# Dataset records

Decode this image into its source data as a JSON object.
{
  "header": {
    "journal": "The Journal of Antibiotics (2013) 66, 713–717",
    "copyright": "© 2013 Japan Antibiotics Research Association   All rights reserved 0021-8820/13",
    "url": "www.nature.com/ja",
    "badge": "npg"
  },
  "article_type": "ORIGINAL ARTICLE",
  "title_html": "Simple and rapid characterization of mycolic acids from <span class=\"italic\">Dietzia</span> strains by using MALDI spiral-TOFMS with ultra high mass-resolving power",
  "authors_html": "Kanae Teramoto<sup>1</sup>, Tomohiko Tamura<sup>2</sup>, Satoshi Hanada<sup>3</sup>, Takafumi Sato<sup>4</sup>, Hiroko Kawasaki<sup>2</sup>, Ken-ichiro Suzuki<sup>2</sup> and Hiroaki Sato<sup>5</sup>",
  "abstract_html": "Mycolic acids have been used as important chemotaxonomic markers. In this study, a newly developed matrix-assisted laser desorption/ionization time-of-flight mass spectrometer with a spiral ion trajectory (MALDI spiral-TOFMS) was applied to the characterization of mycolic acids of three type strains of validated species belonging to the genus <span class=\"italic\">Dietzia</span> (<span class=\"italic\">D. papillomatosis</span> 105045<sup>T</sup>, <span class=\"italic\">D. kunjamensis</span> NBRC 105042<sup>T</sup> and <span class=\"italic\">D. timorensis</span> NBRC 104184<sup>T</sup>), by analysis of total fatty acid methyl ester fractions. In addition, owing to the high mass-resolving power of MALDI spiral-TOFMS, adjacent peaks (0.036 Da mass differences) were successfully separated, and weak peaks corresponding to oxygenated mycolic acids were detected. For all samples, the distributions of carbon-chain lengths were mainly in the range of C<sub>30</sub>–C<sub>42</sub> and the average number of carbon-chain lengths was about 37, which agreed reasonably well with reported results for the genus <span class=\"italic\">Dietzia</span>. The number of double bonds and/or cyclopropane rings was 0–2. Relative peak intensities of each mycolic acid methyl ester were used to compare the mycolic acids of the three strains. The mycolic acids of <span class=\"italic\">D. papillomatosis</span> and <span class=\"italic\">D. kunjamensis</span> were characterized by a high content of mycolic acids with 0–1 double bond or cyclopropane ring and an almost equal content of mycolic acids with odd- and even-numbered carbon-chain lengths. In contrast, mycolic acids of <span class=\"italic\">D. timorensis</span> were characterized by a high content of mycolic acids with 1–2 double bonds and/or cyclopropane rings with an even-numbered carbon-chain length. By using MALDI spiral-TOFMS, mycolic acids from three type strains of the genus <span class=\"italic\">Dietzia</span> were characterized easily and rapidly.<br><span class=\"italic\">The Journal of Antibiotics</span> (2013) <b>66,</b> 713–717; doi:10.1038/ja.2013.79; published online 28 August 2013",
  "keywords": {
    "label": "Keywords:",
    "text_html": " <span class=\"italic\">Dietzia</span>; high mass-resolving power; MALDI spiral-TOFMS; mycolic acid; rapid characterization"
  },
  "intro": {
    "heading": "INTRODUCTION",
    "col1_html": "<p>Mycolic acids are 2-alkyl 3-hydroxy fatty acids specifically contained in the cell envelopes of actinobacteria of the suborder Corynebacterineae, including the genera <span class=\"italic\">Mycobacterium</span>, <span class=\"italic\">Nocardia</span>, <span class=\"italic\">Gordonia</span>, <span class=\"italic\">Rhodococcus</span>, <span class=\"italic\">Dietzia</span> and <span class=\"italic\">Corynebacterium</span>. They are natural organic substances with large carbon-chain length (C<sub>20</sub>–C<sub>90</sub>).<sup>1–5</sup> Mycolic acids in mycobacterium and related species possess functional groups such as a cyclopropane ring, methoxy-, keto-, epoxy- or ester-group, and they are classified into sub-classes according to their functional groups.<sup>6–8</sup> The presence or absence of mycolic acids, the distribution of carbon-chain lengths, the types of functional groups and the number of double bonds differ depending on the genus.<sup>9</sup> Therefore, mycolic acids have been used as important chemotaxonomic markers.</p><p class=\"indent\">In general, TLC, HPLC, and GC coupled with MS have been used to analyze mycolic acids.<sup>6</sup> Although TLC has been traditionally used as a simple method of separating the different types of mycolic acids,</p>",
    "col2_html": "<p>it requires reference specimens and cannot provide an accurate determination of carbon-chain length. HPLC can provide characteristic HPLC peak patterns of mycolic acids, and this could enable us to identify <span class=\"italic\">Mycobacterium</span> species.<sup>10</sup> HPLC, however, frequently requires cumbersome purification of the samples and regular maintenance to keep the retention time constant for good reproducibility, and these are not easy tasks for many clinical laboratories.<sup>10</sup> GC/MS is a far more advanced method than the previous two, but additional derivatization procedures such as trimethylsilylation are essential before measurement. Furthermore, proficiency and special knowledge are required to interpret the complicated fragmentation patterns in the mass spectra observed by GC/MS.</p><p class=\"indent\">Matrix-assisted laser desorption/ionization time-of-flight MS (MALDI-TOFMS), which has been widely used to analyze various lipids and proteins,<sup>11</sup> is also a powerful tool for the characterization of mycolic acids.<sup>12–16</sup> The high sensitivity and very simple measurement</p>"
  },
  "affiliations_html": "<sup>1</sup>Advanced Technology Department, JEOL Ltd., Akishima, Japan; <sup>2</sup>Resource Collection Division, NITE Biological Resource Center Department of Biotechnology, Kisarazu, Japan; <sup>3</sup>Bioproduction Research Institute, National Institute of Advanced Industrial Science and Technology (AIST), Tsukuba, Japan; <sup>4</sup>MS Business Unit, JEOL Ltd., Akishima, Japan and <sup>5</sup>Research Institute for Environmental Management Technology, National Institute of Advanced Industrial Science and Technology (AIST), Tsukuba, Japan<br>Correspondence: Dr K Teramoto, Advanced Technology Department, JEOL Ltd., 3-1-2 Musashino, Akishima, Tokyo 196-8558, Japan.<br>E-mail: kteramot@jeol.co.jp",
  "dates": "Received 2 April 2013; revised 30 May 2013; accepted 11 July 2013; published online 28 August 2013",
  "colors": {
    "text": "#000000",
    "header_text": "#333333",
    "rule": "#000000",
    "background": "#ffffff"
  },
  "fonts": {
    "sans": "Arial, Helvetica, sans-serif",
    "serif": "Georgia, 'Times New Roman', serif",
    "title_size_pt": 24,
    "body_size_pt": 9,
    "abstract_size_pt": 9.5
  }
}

# Your goal
Keeping each line intact, set down the entire listing once more.

# Written response
Decode this image into its source data as a JSON object.
{
  "header": {
    "journal": "The Journal of Antibiotics (2013) 66, 713–717",
    "copyright": "© 2013 Japan Antibiotics Research Association   All rights reserved 0021-8820/13",
    "url": "www.nature.com/ja",
    "badge": "npg"
  },
  "article_type": "ORIGINAL ARTICLE",
  "title_html": "Simple and rapid characterization of mycolic acids from <span class=\"italic\">Dietzia</span> strains by using MALDI spiral-TOFMS with ultra high mass-resolving power",
  "authors_html": "Kanae Teramoto<sup>1</sup>, Tomohiko Tamura<sup>2</sup>, Satoshi Hanada<sup>3</sup>, Takafumi Sato<sup>4</sup>, Hiroko Kawasaki<sup>2</sup>, Ken-ichiro Suzuki<sup>2</sup> and Hiroaki Sato<sup>5</sup>",
  "abstract_html": "Mycolic acids have been used as important chemotaxonomic markers. In this study, a newly developed matrix-assisted laser desorption/ionization time-of-flight mass spectrometer with a spiral ion trajectory (MALDI spiral-TOFMS) was applied to the characterization of mycolic acids of three type strains of validated species belonging to the genus <span class=\"italic\">Dietzia</span> (<span class=\"italic\">D. papillomatosis</span> 105045<sup>T</sup>, <span class=\"italic\">D. kunjamensis</span> NBRC 105042<sup>T</sup> and <span class=\"italic\">D. timorensis</span> NBRC 104184<sup>T</sup>), by analysis of total fatty acid methyl ester fractions. In addition, owing to the high mass-resolving power of MALDI spiral-TOFMS, adjacent peaks (0.036 Da mass differences) were successfully separated, and weak peaks corresponding to oxygenated mycolic acids were detected. For all samples, the distributions of carbon-chain lengths were mainly in the range of C<sub>30</sub>–C<sub>42</sub> and the average number of carbon-chain lengths was about 37, which agreed reasonably well with reported results for the genus <span class=\"italic\">Dietzia</span>. The number of double bonds and/or cyclopropane rings was 0–2. Relative peak intensities of each mycolic acid methyl ester were used to compare the mycolic acids of the three strains. The mycolic acids of <span class=\"italic\">D. papillomatosis</span> and <span class=\"italic\">D. kunjamensis</span> were characterized by a high content of mycolic acids with 0–1 double bond or cyclopropane ring and an almost equal content of mycolic acids with odd- and even-numbered carbon-chain lengths. In contrast, mycolic acids of <span class=\"italic\">D. timorensis</span> were characterized by a high content of mycolic acids with 1–2 double bonds and/or cyclopropane rings with an even-numbered carbon-chain length. By using MALDI spiral-TOFMS, mycolic acids from three type strains of the genus <span class=\"italic\">Dietzia</span> were characterized easily and rapidly.<br><span class=\"italic\">The Journal of Antibiotics</span> (2013) <b>66,</b> 713–717; doi:10.1038/ja.2013.79; published online 28 August 2013",
  "keywords": {
    "label": "Keywords:",
    "text_html": " <span class=\"italic\">Dietzia</span>; high mass-resolving power; MALDI spiral-TOFMS; mycolic acid; rapid characterization"
  },
  "intro": {
    "heading": "INTRODUCTION",
    "col1_html": "<p>Mycolic acids are 2-alkyl 3-hydroxy fatty acids specifically contained in the cell envelopes of actinobacteria of the suborder Corynebacterineae, including the genera <span class=\"italic\">Mycobacterium</span>, <span class=\"italic\">Nocardia</span>, <span class=\"italic\">Gordonia</span>, <span class=\"italic\">Rhodococcus</span>, <span class=\"italic\">Dietzia</span> and <span class=\"italic\">Corynebacterium</span>. They are natural organic substances with large carbon-chain length (C<sub>20</sub>–C<sub>90</sub>).<sup>1–5</sup> Mycolic acids in mycobacterium and related species possess functional groups such as a cyclopropane ring, methoxy-, keto-, epoxy- or ester-group, and they are classified into sub-classes according to their functional groups.<sup>6–8</sup> The presence or absence of mycolic acids, the distribution of carbon-chain lengths, the types of functional groups and the number of double bonds differ depending on the genus.<sup>9</sup> Therefore, mycolic acids have been used as important chemotaxonomic markers.</p><p class=\"indent\">In general, TLC, HPLC, and GC coupled with MS have been used to analyze mycolic acids.<sup>6</sup> Although TLC has been traditionally used as a simple method of separating the different types of mycolic acids,</p>",
    "col2_html": "<p>it requires reference specimens and cannot provide an accurate determination of carbon-chain length. HPLC can provide characteristic HPLC peak patterns of mycolic acids, and this could enable us to identify <span class=\"italic\">Mycobacterium</span> species.<sup>10</sup> HPLC, however, frequently requires cumbersome purification of the samples and regular maintenance to keep the retention time constant for good reproducibility, and these are not easy tasks for many clinical laboratories.<sup>10</sup> GC/MS is a far more advanced method than the previous two, but additional derivatization procedures such as trimethylsilylation are essential before measurement. Furthermore, proficiency and special knowledge are required to interpret the complicated fragmentation patterns in the mass spectra observed by GC/MS.</p><p class=\"indent\">Matrix-assisted laser desorption/ionization time-of-flight MS (MALDI-TOFMS), which has been widely used to analyze various lipids and proteins,<sup>11</sup> is also a powerful tool for the characterization of mycolic acids.<sup>12–16</sup> The high sensitivity and very simple measurement</p>"
  },
  "affiliations_html": "<sup>1</sup>Advanced Technology Department, JEOL Ltd., Akishima, Japan; <sup>2</sup>Resource Collection Division, NITE Biological Resource Center Department of Biotechnology, Kisarazu, Japan; <sup>3</sup>Bioproduction Research Institute, National Institute of Advanced Industrial Science and Technology (AIST), Tsukuba, Japan; <sup>4</sup>MS Business Unit, JEOL Ltd., Akishima, Japan and <sup>5</sup>Research Institute for Environmental Management Technology, National Institute of Advanced Industrial Science and Technology (AIST), Tsukuba, Japan<br>Correspondence: Dr K Teramoto, Advanced Technology Department, JEOL Ltd., 3-1-2 Musashino, Akishima, Tokyo 196-8558, Japan.<br>E-mail: kteramot@jeol.co.jp",
  "dates": "Received 2 April 2013; revised 30 May 2013; accepted 11 July 2013; published online 28 August 2013",
  "colors": {
    "text": "#000000",
    "header_text": "#333333",
    "rule": "#000000",
    "background": "#ffffff"
  },
  "fonts": {
    "sans": "Arial, Helvetica, sans-serif",
    "serif": "Georgia, 'Times New Roman', serif",
    "title_size_pt": 24,
    "body_size_pt": 9,
    "abstract_size_pt": 9.5
  }
}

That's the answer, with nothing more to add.